:: Extracted text ::
# foot hold traps?



## HGD (Mar 5, 2008)

I was told, that they are banning foot hold traps in Utah. Anyone have any info on this? Thanks


----------



## plottrunner (Apr 3, 2008)

I dont think they can without a 2/3 vote due to proposition 5 or whatever its called that the sfw pushed through a few years ago.....................someone correct me if Im wrong...


----------



## TRAPPER23 (Jun 3, 2008)

It will never happen they passed a law a few years back that made it so the anti's would never beable to out-law foot hold traps like they did in Colorado. My father in law is the president of the Utah trappers association and i'm 100% sure he and I would know by now. I do know that the DWR is going to take one bobcat tag away possible two from us this year because they said it took along time for people to catch bobcats, even though they didn't take into consideration the amount of snow we had this year and most of the traps acrossed the state were covered in 3 feet of snow, and they used pricing of pelts against us wich in the bobcat plan they drew up they said they wouldn't use that to decide if they took tags or left it the same.


----------



## HGD (Mar 5, 2008)

Let alone the guy they popped for getting carried away with the cats....pretty sure he trapped over my line a in a place or 2. I know theres a lot more bobcats than they think.


----------



## HighNDry (Dec 26, 2007)

I think they are just banning leghold traps.


----------



## TRAPPER23 (Jun 3, 2008)

Can u tell me the difference between a foot hold trap and a leg hold trap? Utah is not banning any traps they did make a law that you have to have a 300 pound break away on snares and big bear traps with teeth on them have been illegal for along time. If you have information that I don't know please share you got my attention but I think someone is feeding you a bunch of crap.

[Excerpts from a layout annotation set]
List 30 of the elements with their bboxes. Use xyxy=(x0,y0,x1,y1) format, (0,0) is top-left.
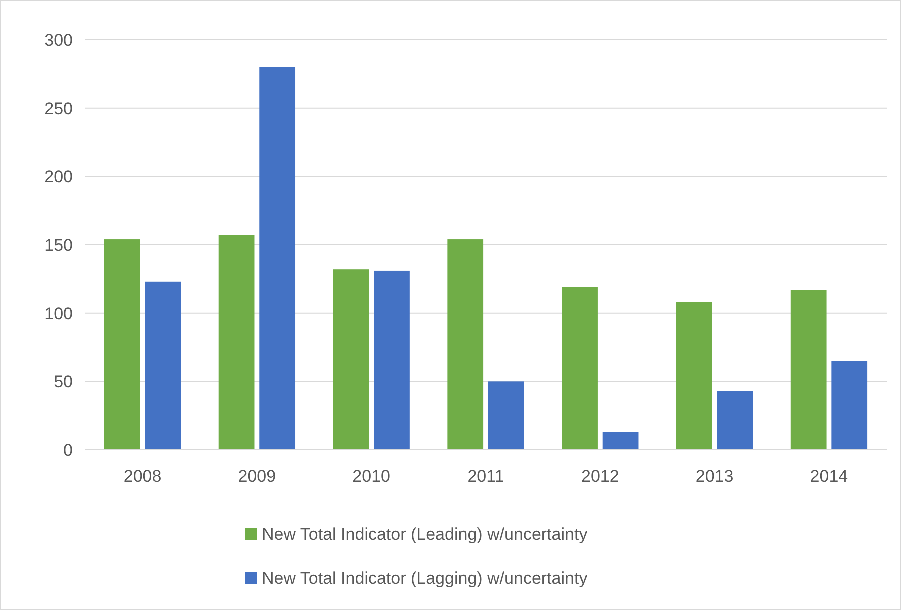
bar xyxy=(602,432,639,450)
y-tick-label: 0 xyxy=(64,440,73,460)
bar xyxy=(562,287,598,450)
x-tick-label: 2009 xyxy=(238,467,276,486)
x-tick-label: 2011 xyxy=(468,467,504,486)
bar xyxy=(717,391,754,450)
x-tick-label: 2013 xyxy=(696,467,734,486)
legend-label: New Total Indicator (Leading) w/uncertainty xyxy=(262,524,588,544)
bar xyxy=(676,302,712,450)
bar xyxy=(488,382,524,450)
x-tick-label: 2014 xyxy=(810,467,848,486)
bar xyxy=(832,361,868,450)
y-tick-label: 100 xyxy=(44,304,73,324)
legend-label: New Total Indicator (Lagging) w/uncertainty xyxy=(262,568,588,588)
bar xyxy=(260,67,296,450)
bar xyxy=(218,235,255,450)
x-tick-label: 2010 xyxy=(352,467,391,486)
bar xyxy=(333,270,370,450)
y-tick-label: 300 xyxy=(44,30,73,50)
bar xyxy=(374,270,410,450)
y-tick-label: 150 xyxy=(44,236,73,255)
y-tick-label: 50 xyxy=(54,372,73,392)
bar xyxy=(448,240,484,450)
y-tick-label: 250 xyxy=(44,99,73,118)
bar xyxy=(104,240,140,450)
bar xyxy=(145,282,182,450)
x-tick-label: 2012 xyxy=(581,467,620,486)
bar xyxy=(790,290,827,450)
y-tick-label: 200 xyxy=(44,168,73,187)
x-tick-label: 2008 xyxy=(124,467,162,486)
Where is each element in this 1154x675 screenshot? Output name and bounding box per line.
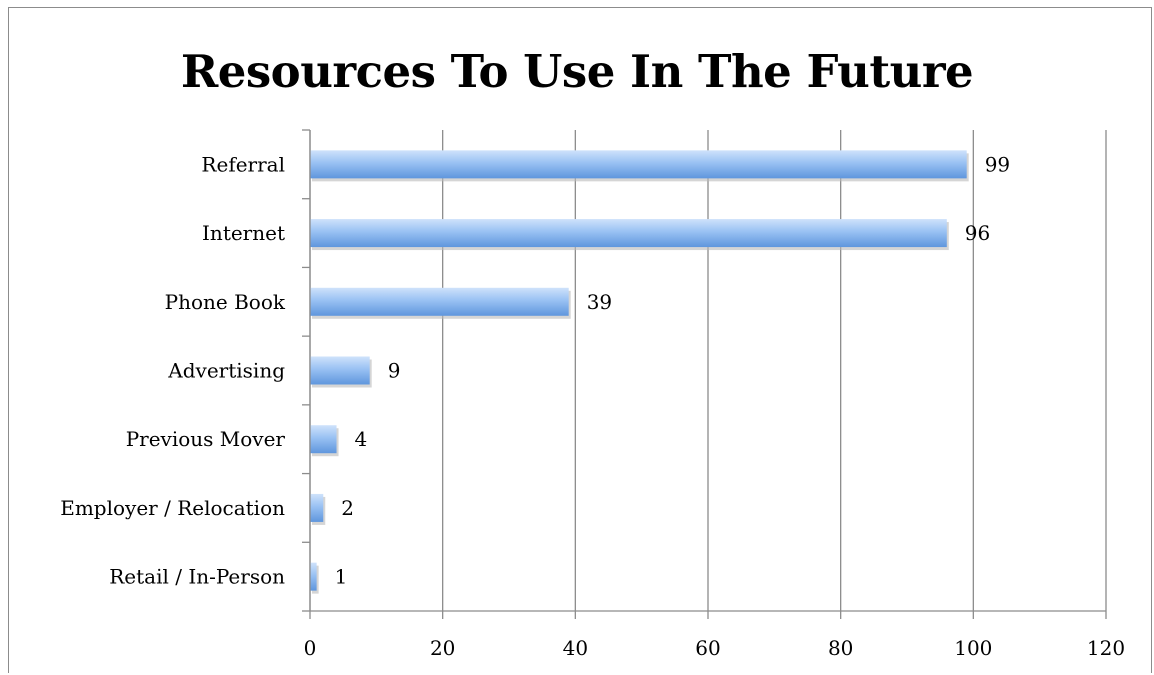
data-label: 4 bbox=[355, 427, 368, 451]
bar bbox=[310, 150, 967, 179]
chart-title: Resources To Use In The Future bbox=[180, 45, 974, 98]
x-tick-label: 40 bbox=[563, 636, 588, 660]
category-label: Employer / Relocation bbox=[60, 496, 285, 520]
data-label: 96 bbox=[965, 221, 990, 245]
data-label: 39 bbox=[587, 290, 612, 314]
data-label: 1 bbox=[335, 565, 348, 589]
category-label: Retail / In-Person bbox=[109, 565, 285, 589]
x-tick-label: 100 bbox=[954, 636, 992, 660]
x-tick-label: 0 bbox=[304, 636, 317, 660]
bar bbox=[310, 287, 569, 316]
category-label: Previous Mover bbox=[126, 427, 286, 451]
chart-frame bbox=[8, 7, 1152, 673]
data-label: 9 bbox=[388, 359, 401, 383]
bar bbox=[310, 356, 370, 385]
category-label: Advertising bbox=[167, 359, 285, 383]
x-tick-label: 20 bbox=[430, 636, 455, 660]
x-tick-label: 80 bbox=[828, 636, 853, 660]
bar bbox=[310, 425, 337, 454]
x-tick-label: 120 bbox=[1087, 636, 1125, 660]
x-tick-label: 60 bbox=[695, 636, 720, 660]
bar bbox=[310, 562, 317, 591]
category-label: Phone Book bbox=[165, 290, 286, 314]
bar bbox=[310, 493, 324, 522]
bar bbox=[310, 219, 947, 248]
category-label: Internet bbox=[202, 221, 285, 245]
data-label: 2 bbox=[341, 496, 354, 520]
data-label: 99 bbox=[985, 152, 1010, 176]
category-label: Referral bbox=[201, 152, 285, 176]
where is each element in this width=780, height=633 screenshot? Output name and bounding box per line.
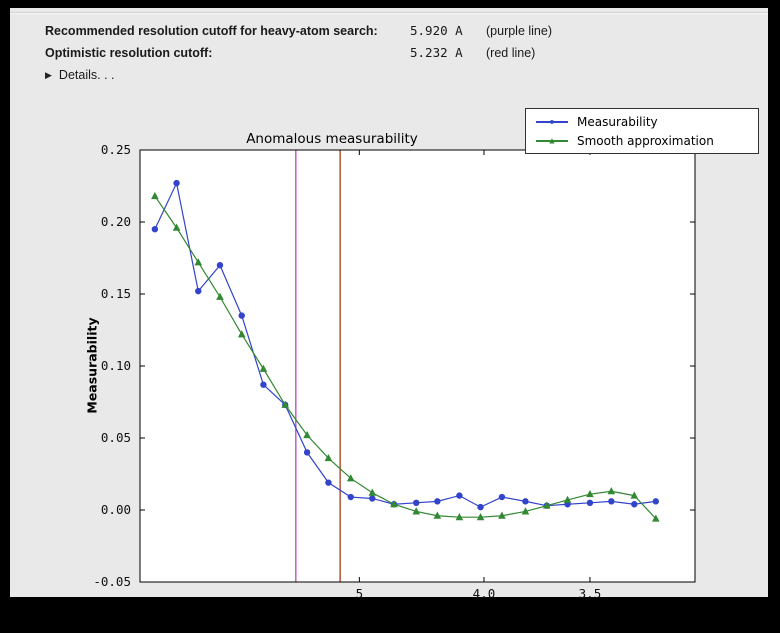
- anomalous-measurability-chart: 0.25 0.20 0.15 0.10 0.05 0.00 -0.05 5 4.0 3.5 Ano…: [85, 100, 765, 625]
- recommended-cutoff-note: (purple line): [486, 24, 553, 38]
- panel-top-divider: [10, 12, 768, 14]
- optimistic-cutoff-label: Optimistic resolution cutoff:: [45, 46, 213, 60]
- chart-plot-area: 0.25 0.20 0.15 0.10 0.05 0.00 -0.05 5 4.0 3.5: [93, 142, 696, 601]
- chart-title: Anomalous measurability: [246, 131, 418, 147]
- legend-label-measurability: Measurability: [577, 114, 658, 129]
- measurability-line-icon: ●: [535, 115, 569, 129]
- chart-legend: ● Measurability ▲ Smooth approximation: [525, 108, 759, 154]
- smooth-approximation-line-icon: ▲: [535, 134, 569, 148]
- svg-text:0.25: 0.25: [101, 142, 131, 157]
- details-label: Details. . .: [58, 68, 115, 82]
- svg-text:0.10: 0.10: [101, 358, 131, 373]
- svg-text:0.20: 0.20: [101, 214, 131, 229]
- svg-text:5: 5: [356, 586, 364, 601]
- svg-text:0.00: 0.00: [101, 502, 131, 517]
- svg-text:0.05: 0.05: [101, 430, 131, 445]
- resolution-cutoff-panel: Recommended resolution cutoff for heavy-…: [10, 8, 768, 612]
- optimistic-cutoff-value: 5.232 A: [410, 45, 463, 60]
- svg-text:0.15: 0.15: [101, 286, 131, 301]
- legend-label-smooth-approximation: Smooth approximation: [577, 133, 714, 148]
- y-axis-label: Measurability: [84, 317, 100, 414]
- recommended-cutoff-value: 5.920 A: [410, 23, 463, 38]
- x-axis-label: Resolution: [379, 597, 455, 612]
- triangle-right-icon: ▶: [45, 69, 52, 80]
- optimistic-cutoff-row: Optimistic resolution cutoff: 5.232 A (r…: [45, 45, 535, 60]
- svg-text:-0.05: -0.05: [93, 574, 131, 589]
- svg-text:4.0: 4.0: [473, 586, 496, 601]
- svg-text:3.5: 3.5: [579, 586, 602, 601]
- legend-row-smooth-approximation: ▲ Smooth approximation: [526, 131, 758, 150]
- optimistic-cutoff-note: (red line): [486, 46, 536, 60]
- recommended-cutoff-row: Recommended resolution cutoff for heavy-…: [45, 23, 552, 38]
- legend-row-measurability: ● Measurability: [526, 112, 758, 131]
- details-expander[interactable]: ▶ Details. . .: [45, 68, 115, 82]
- recommended-cutoff-label: Recommended resolution cutoff for heavy-…: [45, 24, 378, 38]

:: Given instruction 1 ::
In the forum thread about foot hold traps in Utah, what breakaway rating does TRAPPER23 say is now required on snares?
:: Given instruction 2 ::
Extend the forum thread about foot hold traps in Utah, picking up right after its final sentence.

:: Final result 1 ::
Snares must have a 300 pound break away.

:: Final result 2 ::
----------



## HighNDry (Dec 26, 2007)

My mistake. A leghold trap is the same thing as a foothold trap. They were called leghold traps up until the anti trappers started to whine about how the leghold trap will break the animals leg so the trappers started to call them foothold traps to make it sound more humane.

Anti trapping folks are trying to ban all trapping, but have concentrated on the leghold trap (foothold) trap as the starting place.


----------



## TRAPPER23 (Jun 3, 2008)

Well I can tell you that the Utah Trappers Association will fight to the death before they let the anti-trappers/hunters come to utah and ban foot hold traps like they did in colorado. It will never happen so don't worry about it it is just rumors.


----------



## HighNDry (Dec 26, 2007)

TRAPPER23 said:


> Well I can tell you that the Utah Trappers Association will fight to the death before they let the anti-trappers/hunters come to utah and ban foot hold traps like they did in colorado. It will never happen so don't worry about it it is just rumors.


Never say never!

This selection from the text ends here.